# [Goal]
Copy out each line of the material in which the word "schon" appears.

Extracted data entries:
--*--

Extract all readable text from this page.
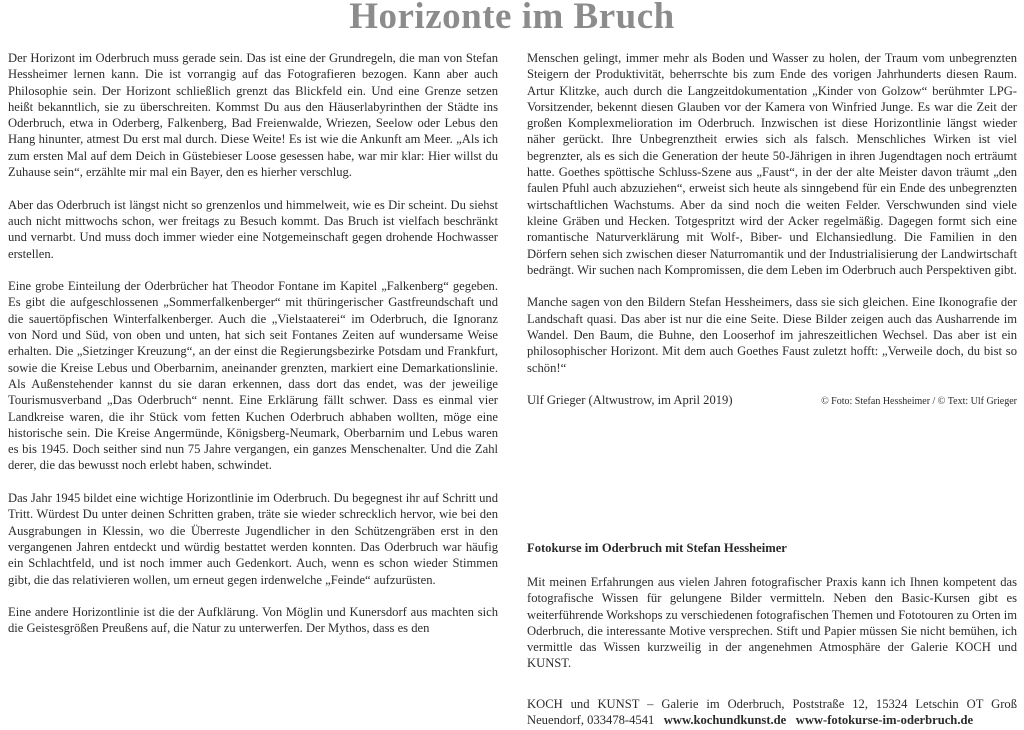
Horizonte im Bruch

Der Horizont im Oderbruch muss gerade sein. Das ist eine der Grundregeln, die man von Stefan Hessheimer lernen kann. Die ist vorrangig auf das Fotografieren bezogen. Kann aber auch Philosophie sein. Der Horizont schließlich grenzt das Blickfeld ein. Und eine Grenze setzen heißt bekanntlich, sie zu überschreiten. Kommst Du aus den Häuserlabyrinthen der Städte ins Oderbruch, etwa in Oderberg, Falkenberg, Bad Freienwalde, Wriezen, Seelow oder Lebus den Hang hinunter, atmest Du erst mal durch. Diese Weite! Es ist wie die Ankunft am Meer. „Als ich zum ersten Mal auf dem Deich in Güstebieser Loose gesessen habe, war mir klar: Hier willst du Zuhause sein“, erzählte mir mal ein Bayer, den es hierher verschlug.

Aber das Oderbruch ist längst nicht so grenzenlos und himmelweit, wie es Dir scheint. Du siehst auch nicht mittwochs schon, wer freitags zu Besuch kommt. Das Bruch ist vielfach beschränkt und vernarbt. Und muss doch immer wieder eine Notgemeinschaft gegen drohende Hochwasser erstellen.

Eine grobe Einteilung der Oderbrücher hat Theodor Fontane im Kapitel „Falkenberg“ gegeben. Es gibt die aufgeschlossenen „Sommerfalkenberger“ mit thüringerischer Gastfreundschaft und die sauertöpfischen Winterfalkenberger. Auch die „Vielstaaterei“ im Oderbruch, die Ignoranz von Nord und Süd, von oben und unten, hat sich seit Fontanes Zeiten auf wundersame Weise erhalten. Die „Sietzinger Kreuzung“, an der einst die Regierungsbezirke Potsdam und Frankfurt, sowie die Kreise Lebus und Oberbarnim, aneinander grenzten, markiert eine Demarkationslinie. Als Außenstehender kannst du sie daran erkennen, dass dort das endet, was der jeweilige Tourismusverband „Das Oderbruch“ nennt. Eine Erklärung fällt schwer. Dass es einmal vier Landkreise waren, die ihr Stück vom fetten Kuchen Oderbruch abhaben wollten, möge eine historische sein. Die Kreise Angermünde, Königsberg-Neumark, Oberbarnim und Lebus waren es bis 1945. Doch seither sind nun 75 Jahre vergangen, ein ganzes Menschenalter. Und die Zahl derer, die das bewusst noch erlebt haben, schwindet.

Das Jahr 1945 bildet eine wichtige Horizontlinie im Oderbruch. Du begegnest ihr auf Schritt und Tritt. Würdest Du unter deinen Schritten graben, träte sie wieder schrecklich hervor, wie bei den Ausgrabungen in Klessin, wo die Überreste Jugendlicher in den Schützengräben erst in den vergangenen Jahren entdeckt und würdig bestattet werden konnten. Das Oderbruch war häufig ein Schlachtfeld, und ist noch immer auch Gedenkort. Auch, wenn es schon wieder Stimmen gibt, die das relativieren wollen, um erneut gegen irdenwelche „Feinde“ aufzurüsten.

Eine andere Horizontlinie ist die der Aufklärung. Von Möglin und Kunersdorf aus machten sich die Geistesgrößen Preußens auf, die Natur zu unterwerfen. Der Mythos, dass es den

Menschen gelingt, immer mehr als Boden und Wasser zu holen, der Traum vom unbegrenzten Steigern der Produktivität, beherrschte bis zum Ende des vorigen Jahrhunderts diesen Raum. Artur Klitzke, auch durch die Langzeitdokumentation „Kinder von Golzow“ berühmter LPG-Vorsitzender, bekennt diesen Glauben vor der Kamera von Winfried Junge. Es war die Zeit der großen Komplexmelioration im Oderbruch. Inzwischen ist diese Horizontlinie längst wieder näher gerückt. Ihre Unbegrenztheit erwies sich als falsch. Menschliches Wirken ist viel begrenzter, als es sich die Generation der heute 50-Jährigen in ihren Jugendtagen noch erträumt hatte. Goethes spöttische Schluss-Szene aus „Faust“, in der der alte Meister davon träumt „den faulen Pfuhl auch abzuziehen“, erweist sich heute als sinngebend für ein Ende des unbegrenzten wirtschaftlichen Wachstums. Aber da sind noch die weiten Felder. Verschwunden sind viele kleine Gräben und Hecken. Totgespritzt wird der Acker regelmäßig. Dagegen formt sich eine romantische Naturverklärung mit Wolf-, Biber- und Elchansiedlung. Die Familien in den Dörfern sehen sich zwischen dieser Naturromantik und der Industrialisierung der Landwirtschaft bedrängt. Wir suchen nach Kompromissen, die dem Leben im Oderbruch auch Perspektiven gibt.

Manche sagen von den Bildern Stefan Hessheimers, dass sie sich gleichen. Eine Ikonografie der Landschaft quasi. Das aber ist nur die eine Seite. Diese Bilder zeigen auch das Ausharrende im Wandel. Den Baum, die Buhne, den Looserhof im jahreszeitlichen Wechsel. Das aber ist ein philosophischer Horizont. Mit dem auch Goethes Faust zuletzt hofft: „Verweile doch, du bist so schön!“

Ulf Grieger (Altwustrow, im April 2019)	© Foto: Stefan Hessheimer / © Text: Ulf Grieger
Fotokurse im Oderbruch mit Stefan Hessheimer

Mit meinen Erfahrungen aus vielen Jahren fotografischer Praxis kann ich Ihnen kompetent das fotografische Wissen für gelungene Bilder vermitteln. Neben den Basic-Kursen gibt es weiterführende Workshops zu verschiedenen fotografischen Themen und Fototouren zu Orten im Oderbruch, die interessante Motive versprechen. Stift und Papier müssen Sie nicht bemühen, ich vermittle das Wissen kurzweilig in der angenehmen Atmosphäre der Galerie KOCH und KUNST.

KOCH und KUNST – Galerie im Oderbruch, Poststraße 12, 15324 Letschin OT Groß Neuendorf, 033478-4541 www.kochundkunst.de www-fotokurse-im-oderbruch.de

--*--

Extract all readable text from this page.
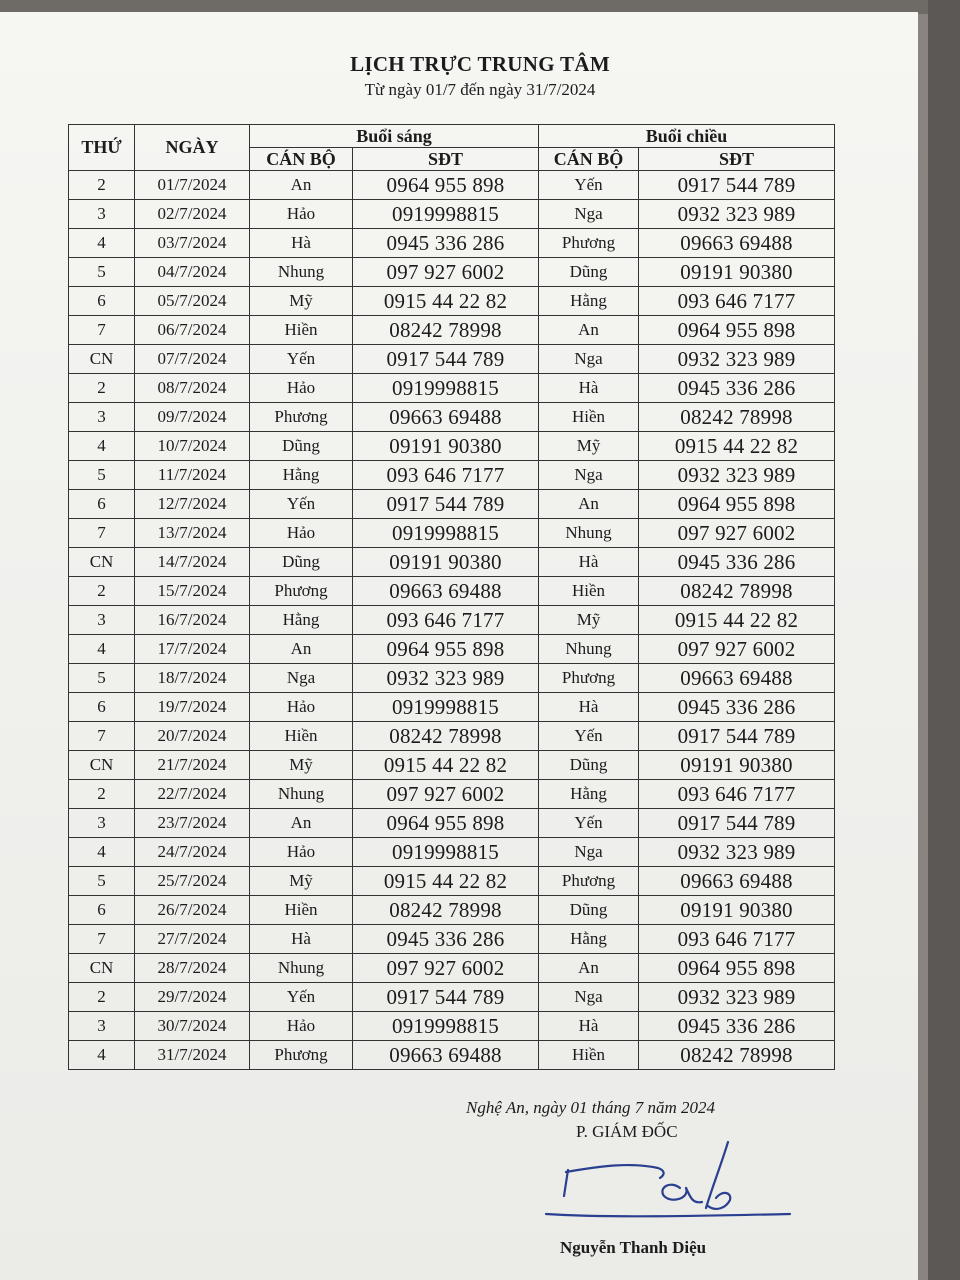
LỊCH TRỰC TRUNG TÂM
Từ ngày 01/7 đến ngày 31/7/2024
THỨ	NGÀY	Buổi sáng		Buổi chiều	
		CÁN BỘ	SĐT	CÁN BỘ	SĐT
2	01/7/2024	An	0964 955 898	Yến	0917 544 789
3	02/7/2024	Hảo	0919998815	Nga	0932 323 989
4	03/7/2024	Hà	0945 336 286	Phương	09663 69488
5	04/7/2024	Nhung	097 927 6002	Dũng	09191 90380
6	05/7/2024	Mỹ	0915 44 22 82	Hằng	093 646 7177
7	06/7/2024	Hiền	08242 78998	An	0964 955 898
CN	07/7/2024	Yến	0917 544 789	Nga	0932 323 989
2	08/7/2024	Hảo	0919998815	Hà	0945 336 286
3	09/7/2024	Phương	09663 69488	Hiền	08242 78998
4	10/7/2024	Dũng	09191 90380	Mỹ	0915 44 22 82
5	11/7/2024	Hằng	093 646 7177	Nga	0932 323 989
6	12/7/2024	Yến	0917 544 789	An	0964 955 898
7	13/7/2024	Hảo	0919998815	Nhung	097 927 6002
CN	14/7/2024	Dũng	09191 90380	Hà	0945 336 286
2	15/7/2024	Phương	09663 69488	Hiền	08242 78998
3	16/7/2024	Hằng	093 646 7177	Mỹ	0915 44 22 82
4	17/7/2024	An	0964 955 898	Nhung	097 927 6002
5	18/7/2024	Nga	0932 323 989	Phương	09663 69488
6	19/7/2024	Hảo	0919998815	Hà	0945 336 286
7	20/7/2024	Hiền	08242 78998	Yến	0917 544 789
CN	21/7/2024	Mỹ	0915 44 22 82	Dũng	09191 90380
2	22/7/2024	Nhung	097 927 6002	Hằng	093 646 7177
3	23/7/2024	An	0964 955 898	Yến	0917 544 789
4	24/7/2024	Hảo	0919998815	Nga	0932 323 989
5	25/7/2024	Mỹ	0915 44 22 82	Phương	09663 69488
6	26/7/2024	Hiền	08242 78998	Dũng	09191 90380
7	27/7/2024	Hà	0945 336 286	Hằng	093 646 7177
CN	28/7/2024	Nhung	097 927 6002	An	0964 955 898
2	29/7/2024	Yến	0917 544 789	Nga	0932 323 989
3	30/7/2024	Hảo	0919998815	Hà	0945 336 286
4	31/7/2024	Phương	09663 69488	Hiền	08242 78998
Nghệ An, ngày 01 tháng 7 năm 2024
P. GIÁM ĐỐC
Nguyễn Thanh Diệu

--*--

# [Task response]
Aber das Oderbruch ist längst nicht so grenzenlos und himmelweit, wie es Dir scheint. Du siehst auch nicht mittwochs schon, wer freitags zu Besuch kommt. Das Bruch ist vielfach beschränkt und vernarbt. Und muss doch immer wieder eine Notgemeinschaft gegen drohende Hochwasser erstellen.
Das Jahr 1945 bildet eine wichtige Horizontlinie im Oderbruch. Du begegnest ihr auf Schritt und Tritt. Würdest Du unter deinen Schritten graben, träte sie wieder schrecklich hervor, wie bei den Ausgrabungen in Klessin, wo die Überreste Jugendlicher in den Schützengräben erst in den vergangenen Jahren entdeckt und würdig bestattet werden konnten. Das Oderbruch war häufig ein Schlachtfeld, und ist noch immer auch Gedenkort. Auch, wenn es schon wieder Stimmen gibt, die das relativieren wollen, um erneut gegen irdenwelche „Feinde“ aufzurüsten.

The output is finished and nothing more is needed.